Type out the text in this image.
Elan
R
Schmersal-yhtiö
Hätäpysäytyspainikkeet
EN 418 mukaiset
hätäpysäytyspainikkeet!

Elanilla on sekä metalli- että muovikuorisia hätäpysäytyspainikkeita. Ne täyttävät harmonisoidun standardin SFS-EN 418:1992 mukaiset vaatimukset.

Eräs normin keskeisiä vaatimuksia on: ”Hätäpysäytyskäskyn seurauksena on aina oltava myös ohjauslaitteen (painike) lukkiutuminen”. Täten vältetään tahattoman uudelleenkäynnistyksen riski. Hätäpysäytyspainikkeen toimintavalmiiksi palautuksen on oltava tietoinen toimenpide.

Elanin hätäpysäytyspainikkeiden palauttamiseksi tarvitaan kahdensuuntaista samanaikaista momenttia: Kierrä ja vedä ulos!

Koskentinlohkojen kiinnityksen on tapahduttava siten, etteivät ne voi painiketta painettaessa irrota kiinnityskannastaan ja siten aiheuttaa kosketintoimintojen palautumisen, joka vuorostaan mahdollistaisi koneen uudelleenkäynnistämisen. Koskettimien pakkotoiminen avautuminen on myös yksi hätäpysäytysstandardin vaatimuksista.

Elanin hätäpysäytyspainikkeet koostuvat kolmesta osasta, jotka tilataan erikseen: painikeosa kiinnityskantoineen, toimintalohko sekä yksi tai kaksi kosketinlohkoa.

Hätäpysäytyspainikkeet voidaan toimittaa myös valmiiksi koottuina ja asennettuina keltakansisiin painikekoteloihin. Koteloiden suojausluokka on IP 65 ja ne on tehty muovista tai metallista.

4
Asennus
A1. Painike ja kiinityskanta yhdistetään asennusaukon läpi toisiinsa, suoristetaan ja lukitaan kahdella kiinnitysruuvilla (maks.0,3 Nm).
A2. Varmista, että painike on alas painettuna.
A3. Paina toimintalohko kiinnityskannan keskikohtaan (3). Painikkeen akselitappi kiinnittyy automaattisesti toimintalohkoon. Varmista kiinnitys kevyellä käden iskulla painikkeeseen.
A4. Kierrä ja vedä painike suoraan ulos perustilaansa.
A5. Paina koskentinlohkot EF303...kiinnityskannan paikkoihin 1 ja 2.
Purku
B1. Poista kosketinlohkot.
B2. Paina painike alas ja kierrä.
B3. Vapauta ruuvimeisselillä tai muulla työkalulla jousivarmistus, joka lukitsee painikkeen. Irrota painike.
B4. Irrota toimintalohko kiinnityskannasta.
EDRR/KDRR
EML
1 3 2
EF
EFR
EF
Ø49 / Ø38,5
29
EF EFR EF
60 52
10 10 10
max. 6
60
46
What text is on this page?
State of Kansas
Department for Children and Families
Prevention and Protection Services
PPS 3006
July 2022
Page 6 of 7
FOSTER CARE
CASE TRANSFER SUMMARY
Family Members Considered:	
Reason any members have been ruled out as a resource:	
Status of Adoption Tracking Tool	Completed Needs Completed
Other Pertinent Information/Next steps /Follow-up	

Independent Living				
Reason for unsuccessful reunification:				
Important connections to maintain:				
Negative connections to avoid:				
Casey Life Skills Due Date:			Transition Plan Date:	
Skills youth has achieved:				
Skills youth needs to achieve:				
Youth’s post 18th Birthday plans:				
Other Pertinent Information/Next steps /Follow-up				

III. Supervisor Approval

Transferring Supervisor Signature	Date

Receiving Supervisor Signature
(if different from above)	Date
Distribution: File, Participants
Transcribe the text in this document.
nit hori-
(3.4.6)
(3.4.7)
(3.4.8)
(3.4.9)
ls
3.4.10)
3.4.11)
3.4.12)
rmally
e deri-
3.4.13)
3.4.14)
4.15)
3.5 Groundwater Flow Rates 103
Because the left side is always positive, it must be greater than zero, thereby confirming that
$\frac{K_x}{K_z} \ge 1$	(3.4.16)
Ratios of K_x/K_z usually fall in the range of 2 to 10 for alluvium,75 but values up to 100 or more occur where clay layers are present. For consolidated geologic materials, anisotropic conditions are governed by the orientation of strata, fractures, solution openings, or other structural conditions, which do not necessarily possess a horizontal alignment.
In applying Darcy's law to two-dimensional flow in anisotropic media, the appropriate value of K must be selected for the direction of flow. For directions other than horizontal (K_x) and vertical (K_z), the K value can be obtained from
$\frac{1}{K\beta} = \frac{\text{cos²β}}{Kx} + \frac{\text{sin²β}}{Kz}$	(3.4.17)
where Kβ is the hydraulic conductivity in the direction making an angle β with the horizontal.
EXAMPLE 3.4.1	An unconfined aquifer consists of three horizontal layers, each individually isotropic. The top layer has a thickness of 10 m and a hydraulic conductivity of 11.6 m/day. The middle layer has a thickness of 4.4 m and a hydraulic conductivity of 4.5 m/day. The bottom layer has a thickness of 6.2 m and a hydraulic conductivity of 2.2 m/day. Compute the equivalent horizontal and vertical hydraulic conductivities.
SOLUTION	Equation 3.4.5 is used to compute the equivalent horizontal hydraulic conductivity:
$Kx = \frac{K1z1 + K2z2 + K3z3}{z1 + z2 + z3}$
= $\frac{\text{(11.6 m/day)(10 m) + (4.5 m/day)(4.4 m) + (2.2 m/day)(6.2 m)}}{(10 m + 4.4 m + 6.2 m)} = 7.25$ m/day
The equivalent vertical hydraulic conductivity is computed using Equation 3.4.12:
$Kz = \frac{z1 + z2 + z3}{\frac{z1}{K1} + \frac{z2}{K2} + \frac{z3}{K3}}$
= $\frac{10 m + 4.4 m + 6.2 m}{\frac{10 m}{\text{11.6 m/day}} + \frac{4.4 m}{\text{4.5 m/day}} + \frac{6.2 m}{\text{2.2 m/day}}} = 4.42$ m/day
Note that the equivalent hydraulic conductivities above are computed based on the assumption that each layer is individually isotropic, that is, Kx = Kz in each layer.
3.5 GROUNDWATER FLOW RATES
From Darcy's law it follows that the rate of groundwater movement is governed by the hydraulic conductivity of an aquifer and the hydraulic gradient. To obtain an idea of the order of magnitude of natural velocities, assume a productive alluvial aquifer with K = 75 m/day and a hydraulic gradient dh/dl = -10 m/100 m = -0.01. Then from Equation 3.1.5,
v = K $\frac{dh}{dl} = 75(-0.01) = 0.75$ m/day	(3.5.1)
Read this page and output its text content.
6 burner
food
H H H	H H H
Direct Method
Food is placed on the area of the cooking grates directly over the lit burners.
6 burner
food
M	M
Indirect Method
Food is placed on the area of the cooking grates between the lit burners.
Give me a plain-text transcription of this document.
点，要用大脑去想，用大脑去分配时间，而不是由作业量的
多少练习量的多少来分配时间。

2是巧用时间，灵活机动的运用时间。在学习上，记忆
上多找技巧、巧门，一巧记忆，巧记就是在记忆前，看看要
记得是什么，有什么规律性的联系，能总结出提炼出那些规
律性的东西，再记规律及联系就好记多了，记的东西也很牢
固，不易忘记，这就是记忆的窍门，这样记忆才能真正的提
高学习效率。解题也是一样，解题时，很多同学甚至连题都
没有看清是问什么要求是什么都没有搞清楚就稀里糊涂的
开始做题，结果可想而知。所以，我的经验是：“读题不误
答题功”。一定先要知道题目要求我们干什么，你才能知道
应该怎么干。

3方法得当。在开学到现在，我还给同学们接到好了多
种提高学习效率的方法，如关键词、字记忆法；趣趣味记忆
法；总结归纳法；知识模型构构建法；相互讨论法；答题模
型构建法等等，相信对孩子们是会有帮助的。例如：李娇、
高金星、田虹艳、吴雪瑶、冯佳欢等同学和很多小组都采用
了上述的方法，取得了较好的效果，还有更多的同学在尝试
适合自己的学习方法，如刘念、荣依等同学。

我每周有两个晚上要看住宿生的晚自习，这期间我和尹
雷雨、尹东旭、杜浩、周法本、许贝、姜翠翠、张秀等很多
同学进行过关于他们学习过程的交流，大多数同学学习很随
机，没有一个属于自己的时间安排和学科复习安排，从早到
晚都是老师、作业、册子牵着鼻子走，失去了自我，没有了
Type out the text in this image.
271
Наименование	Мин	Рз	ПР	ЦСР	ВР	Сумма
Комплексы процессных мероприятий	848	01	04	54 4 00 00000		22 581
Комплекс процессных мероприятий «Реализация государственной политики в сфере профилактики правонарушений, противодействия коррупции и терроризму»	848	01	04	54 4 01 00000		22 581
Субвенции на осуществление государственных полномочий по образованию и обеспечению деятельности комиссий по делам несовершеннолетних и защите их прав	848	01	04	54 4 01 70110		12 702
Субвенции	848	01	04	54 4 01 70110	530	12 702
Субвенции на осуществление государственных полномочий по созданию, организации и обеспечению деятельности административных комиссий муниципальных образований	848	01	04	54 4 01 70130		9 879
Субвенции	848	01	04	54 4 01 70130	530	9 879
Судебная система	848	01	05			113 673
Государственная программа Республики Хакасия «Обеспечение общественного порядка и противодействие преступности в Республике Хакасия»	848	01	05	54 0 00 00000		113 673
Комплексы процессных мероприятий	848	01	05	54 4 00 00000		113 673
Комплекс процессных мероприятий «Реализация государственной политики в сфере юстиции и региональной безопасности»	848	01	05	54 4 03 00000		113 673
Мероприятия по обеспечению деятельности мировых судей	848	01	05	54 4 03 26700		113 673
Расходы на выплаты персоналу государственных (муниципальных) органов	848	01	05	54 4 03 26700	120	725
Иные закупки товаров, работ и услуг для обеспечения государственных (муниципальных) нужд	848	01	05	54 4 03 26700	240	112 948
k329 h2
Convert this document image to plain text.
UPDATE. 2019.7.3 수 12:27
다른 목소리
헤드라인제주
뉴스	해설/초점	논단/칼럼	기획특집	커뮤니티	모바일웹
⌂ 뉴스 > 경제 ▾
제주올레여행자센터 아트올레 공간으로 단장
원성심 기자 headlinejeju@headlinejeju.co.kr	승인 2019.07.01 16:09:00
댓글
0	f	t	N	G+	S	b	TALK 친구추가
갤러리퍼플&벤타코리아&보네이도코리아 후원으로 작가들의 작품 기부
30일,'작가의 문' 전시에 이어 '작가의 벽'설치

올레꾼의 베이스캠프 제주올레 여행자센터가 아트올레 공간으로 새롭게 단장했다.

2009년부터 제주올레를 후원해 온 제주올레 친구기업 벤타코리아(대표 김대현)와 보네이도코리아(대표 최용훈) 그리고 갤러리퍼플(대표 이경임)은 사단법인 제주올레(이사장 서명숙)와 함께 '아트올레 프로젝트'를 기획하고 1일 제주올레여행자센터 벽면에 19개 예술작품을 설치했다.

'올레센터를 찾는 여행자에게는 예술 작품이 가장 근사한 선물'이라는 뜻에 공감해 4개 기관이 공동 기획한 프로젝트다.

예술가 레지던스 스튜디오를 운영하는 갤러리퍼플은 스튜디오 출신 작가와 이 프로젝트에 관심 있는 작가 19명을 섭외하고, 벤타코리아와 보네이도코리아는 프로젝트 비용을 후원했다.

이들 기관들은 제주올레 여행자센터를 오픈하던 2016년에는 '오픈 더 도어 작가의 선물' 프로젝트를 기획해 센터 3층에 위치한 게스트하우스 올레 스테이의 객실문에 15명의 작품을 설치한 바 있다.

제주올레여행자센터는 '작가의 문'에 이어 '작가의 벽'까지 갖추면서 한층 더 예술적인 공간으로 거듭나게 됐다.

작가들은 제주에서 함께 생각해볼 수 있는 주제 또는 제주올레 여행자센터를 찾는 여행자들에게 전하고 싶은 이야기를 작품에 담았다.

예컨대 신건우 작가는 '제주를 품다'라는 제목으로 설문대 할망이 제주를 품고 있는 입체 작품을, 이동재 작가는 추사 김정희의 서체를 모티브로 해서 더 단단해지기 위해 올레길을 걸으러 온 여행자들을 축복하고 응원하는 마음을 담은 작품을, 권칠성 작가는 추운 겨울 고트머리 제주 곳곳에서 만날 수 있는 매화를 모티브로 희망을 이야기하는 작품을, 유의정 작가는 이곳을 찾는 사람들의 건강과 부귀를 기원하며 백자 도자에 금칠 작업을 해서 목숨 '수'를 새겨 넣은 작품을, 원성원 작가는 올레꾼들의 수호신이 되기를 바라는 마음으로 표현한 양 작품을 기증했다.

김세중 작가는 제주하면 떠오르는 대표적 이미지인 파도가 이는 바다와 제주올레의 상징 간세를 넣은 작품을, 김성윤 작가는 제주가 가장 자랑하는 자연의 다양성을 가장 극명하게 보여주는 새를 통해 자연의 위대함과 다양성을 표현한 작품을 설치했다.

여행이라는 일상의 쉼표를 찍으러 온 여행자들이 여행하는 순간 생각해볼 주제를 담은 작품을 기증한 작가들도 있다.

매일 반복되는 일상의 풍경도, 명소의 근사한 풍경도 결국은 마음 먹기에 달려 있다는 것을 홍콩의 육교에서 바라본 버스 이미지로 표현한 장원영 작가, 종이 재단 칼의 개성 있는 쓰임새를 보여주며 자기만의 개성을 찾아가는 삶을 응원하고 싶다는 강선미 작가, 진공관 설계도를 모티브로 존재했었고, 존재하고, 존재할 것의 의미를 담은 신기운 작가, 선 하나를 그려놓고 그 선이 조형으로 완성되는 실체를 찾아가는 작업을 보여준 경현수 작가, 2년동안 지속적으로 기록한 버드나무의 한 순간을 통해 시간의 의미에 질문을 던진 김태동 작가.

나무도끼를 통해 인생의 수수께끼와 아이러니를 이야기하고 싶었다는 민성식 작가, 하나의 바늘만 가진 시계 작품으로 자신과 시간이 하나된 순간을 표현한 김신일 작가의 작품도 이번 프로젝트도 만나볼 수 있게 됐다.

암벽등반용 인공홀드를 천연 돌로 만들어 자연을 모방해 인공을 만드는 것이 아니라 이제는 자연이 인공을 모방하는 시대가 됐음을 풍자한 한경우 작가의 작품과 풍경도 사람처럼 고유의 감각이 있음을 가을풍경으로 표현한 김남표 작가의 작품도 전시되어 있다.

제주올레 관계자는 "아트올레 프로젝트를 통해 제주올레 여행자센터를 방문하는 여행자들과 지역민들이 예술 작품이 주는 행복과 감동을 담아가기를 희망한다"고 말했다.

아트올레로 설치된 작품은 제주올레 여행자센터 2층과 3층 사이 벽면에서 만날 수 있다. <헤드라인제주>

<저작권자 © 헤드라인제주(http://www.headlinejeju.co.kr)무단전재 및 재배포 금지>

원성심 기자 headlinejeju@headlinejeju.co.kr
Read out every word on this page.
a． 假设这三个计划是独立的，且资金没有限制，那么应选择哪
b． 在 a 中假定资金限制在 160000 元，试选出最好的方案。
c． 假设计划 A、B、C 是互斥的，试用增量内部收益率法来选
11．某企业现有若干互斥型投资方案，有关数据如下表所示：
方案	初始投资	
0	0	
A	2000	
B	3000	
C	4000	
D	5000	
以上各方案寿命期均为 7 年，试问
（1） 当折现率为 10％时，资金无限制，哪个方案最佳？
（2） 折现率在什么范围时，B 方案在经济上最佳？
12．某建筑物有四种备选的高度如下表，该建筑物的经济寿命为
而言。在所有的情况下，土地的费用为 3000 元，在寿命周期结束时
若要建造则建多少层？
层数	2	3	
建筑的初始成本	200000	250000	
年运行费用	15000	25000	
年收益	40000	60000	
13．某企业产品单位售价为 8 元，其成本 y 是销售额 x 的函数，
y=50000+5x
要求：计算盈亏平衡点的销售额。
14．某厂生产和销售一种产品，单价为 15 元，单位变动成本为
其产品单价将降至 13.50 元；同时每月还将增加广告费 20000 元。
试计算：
####################
_WHAT THE TASK ASKS_.
Find all lines with "area" in them and copy each one.

_FULL ANSWER_.
Food is placed on the area of the cooking grates directly over the lit burners.
Food is placed on the area of the cooking grates between the lit burners.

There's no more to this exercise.